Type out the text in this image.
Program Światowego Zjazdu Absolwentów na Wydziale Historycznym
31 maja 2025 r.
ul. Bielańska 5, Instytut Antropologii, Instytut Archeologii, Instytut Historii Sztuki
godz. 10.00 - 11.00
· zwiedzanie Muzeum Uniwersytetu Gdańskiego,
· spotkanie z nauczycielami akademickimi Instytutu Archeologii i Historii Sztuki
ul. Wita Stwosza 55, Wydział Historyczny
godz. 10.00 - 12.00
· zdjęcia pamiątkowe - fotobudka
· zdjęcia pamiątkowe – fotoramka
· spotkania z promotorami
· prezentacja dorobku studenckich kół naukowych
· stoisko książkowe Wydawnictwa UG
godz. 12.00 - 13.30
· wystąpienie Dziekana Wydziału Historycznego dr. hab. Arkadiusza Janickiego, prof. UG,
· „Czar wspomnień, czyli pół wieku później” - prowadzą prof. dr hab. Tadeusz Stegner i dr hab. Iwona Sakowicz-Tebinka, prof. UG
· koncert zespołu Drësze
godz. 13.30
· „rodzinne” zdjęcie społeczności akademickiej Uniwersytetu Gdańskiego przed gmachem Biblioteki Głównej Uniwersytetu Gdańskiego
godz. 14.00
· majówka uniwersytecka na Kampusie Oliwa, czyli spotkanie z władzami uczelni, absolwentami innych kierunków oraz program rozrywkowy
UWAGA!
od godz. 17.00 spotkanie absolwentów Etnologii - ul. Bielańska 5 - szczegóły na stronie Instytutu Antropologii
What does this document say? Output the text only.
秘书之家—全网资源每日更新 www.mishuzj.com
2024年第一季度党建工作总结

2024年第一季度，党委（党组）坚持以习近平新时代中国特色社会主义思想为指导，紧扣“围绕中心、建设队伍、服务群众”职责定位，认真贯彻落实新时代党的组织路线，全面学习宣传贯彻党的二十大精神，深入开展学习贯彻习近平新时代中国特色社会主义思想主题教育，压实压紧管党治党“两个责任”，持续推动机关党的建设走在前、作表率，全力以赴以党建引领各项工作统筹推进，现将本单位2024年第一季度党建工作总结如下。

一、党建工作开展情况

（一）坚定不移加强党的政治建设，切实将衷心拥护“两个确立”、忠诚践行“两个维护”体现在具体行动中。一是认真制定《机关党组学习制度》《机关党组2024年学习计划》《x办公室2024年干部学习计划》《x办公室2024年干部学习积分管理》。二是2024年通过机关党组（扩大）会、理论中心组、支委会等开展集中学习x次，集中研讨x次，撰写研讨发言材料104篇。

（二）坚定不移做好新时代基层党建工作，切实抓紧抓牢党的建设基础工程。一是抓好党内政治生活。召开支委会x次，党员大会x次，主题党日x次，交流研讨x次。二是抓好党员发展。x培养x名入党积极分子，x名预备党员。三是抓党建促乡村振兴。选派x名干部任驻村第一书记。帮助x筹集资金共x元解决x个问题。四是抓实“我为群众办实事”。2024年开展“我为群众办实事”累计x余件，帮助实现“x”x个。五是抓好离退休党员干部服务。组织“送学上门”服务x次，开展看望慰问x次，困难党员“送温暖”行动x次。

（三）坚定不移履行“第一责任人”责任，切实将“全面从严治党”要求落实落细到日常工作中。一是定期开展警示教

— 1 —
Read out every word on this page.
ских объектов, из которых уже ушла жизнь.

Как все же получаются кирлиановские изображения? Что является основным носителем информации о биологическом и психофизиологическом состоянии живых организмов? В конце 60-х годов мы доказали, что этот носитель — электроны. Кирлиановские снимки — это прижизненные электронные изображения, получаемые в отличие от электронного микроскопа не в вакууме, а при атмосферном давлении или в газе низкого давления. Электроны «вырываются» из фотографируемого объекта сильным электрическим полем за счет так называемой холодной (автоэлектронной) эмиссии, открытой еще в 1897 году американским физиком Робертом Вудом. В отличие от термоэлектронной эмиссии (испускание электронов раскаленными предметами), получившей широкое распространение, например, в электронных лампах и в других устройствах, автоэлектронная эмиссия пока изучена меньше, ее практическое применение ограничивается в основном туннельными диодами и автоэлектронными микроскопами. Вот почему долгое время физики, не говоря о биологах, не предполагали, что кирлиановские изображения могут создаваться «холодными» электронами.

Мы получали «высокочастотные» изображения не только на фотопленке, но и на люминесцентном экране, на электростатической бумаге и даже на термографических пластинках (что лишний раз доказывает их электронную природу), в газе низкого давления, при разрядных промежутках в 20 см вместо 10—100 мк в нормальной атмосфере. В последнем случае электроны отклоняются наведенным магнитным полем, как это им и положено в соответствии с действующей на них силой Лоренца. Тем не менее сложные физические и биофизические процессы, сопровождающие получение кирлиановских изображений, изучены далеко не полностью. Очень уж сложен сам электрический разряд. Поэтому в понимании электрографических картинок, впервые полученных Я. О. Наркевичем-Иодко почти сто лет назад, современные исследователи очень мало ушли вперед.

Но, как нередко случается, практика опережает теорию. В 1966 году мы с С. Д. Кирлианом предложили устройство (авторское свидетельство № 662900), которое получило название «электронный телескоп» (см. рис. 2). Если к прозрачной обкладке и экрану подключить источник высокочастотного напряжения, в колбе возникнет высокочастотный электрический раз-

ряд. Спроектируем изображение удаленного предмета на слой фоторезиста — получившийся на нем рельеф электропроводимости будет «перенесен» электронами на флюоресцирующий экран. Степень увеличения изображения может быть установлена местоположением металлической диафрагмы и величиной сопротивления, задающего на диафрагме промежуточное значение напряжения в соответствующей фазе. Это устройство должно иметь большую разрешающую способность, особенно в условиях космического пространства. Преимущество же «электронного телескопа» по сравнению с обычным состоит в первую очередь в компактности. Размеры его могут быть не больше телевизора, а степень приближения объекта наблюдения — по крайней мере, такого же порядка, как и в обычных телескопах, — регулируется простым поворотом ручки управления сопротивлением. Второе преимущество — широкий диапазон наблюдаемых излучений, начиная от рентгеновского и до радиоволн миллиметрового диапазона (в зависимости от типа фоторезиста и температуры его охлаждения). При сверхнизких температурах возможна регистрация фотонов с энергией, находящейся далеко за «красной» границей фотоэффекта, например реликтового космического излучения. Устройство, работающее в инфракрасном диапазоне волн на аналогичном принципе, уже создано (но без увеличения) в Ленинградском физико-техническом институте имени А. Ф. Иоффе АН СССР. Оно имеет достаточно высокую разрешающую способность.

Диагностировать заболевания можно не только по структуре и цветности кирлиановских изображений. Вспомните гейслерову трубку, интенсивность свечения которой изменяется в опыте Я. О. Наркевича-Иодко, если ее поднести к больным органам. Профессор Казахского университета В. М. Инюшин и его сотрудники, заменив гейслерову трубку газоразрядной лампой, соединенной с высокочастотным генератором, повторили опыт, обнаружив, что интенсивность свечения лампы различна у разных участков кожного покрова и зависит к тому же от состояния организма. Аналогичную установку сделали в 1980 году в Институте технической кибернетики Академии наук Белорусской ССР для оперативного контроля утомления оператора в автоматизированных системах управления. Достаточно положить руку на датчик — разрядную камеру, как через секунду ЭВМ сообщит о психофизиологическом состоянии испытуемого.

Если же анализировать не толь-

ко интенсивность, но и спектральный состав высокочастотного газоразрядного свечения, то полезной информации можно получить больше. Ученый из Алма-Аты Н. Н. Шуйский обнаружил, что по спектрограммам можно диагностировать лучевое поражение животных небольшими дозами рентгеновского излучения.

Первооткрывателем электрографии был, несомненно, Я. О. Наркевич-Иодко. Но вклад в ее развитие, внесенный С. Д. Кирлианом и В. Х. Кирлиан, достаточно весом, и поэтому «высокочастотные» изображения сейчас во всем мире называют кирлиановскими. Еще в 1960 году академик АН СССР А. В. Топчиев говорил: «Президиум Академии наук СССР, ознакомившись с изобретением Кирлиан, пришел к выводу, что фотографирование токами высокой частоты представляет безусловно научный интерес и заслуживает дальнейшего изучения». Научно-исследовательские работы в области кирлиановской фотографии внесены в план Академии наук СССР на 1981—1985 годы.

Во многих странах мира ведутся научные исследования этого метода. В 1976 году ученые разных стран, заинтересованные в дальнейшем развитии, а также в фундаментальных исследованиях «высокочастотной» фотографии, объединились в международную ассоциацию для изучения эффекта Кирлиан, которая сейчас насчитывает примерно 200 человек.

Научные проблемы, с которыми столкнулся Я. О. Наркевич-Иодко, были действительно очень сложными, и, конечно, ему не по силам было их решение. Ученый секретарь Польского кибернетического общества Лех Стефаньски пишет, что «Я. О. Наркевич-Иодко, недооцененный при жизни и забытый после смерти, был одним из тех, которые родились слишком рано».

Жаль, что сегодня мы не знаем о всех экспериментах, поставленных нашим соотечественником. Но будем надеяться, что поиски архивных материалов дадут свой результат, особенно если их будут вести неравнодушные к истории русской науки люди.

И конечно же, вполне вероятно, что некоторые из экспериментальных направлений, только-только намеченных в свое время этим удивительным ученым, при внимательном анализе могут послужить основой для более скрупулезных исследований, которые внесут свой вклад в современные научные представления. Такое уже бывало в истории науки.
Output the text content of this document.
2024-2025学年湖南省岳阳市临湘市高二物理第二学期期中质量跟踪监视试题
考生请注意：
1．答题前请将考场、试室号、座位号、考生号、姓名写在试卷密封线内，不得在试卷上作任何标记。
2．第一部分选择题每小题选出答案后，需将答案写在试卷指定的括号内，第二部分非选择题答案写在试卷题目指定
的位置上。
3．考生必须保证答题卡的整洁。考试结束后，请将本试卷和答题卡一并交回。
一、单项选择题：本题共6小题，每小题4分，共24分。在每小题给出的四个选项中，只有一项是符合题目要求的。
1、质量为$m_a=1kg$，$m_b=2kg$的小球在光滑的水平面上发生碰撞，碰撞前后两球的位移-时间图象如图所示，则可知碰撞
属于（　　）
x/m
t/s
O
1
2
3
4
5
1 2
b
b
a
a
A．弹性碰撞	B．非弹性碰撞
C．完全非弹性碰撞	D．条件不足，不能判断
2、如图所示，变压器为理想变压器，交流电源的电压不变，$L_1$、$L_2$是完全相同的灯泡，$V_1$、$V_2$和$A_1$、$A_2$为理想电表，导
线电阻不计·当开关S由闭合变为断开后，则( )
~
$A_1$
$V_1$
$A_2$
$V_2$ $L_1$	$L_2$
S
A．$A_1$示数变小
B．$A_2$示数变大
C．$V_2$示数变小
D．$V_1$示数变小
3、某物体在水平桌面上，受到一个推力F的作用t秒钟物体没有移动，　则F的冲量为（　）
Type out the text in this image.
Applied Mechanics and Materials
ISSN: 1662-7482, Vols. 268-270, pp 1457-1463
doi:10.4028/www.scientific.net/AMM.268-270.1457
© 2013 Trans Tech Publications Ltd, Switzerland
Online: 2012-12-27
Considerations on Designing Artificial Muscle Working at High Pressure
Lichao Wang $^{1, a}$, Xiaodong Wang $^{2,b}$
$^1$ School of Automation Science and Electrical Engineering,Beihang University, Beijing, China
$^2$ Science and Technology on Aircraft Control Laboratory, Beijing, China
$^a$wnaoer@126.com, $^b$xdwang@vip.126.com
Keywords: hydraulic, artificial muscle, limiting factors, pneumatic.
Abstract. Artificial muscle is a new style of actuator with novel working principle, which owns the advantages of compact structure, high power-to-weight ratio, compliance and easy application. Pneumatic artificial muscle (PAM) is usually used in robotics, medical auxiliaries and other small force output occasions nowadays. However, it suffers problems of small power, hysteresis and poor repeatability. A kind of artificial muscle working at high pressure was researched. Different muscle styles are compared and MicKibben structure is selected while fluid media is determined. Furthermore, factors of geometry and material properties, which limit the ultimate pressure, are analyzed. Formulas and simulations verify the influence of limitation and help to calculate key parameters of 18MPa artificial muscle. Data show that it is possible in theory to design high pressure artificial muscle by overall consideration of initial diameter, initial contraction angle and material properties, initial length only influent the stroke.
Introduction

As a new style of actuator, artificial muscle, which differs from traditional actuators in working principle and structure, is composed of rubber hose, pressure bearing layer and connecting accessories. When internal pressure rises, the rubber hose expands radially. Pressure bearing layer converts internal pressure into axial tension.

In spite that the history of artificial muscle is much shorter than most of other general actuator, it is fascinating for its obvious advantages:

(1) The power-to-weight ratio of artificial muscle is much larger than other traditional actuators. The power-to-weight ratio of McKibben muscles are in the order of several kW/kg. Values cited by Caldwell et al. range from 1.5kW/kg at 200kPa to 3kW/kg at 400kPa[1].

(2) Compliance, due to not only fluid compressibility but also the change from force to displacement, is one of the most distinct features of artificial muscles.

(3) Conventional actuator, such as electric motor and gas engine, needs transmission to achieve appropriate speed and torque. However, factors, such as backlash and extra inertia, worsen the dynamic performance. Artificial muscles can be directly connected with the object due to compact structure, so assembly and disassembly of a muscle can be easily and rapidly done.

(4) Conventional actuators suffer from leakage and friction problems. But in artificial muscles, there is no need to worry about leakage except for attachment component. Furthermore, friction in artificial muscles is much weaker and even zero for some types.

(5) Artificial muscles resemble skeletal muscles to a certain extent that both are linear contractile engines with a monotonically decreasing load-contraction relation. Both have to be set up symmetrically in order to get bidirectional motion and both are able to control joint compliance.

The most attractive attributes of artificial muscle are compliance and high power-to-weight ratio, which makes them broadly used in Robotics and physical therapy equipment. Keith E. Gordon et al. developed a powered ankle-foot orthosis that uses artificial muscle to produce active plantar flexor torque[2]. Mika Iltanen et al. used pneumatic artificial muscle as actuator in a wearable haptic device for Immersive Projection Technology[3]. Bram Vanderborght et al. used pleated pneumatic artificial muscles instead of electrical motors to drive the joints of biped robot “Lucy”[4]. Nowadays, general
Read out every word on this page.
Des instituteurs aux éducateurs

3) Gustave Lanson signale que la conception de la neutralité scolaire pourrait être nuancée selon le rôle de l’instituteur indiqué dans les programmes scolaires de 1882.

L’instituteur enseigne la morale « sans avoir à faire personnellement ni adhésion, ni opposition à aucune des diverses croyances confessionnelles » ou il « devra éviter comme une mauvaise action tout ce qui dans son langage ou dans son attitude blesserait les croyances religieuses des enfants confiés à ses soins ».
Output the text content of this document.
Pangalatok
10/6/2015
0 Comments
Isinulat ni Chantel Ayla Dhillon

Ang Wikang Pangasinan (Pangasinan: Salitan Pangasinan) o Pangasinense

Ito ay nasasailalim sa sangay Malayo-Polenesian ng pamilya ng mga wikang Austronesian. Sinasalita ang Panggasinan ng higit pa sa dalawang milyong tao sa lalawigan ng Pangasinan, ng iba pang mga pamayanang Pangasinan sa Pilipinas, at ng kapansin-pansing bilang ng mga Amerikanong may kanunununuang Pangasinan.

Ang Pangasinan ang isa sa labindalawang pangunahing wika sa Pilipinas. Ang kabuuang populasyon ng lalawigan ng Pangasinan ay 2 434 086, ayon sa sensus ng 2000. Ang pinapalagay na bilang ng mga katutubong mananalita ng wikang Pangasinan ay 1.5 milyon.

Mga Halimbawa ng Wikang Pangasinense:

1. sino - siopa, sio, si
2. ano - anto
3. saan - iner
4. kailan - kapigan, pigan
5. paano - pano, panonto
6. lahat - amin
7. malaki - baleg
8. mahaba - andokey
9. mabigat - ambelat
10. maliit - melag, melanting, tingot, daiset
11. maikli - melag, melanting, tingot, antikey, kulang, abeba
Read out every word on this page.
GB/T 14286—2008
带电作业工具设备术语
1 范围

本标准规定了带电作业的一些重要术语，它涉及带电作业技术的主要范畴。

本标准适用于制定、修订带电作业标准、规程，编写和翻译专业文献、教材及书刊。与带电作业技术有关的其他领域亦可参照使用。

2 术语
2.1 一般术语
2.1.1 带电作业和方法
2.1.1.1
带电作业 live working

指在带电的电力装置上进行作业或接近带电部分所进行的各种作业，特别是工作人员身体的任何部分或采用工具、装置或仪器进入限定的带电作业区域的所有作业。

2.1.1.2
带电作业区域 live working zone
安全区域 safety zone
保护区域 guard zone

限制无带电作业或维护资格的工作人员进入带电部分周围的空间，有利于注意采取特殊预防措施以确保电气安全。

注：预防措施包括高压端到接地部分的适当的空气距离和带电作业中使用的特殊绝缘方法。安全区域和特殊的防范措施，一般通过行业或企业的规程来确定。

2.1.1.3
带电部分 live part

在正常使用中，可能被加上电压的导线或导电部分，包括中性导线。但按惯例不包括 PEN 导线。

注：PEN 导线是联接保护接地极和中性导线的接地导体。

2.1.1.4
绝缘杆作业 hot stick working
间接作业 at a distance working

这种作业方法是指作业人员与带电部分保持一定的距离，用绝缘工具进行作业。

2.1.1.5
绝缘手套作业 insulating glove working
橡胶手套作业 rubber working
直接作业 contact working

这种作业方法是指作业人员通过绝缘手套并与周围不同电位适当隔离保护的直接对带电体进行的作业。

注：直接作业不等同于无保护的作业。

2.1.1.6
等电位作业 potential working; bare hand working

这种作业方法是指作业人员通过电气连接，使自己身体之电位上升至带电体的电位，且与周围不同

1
=-=-=
• **Work required**
Your answer should be a single number: how many lines in the data above include "Bielańska"?

• **The reply**
2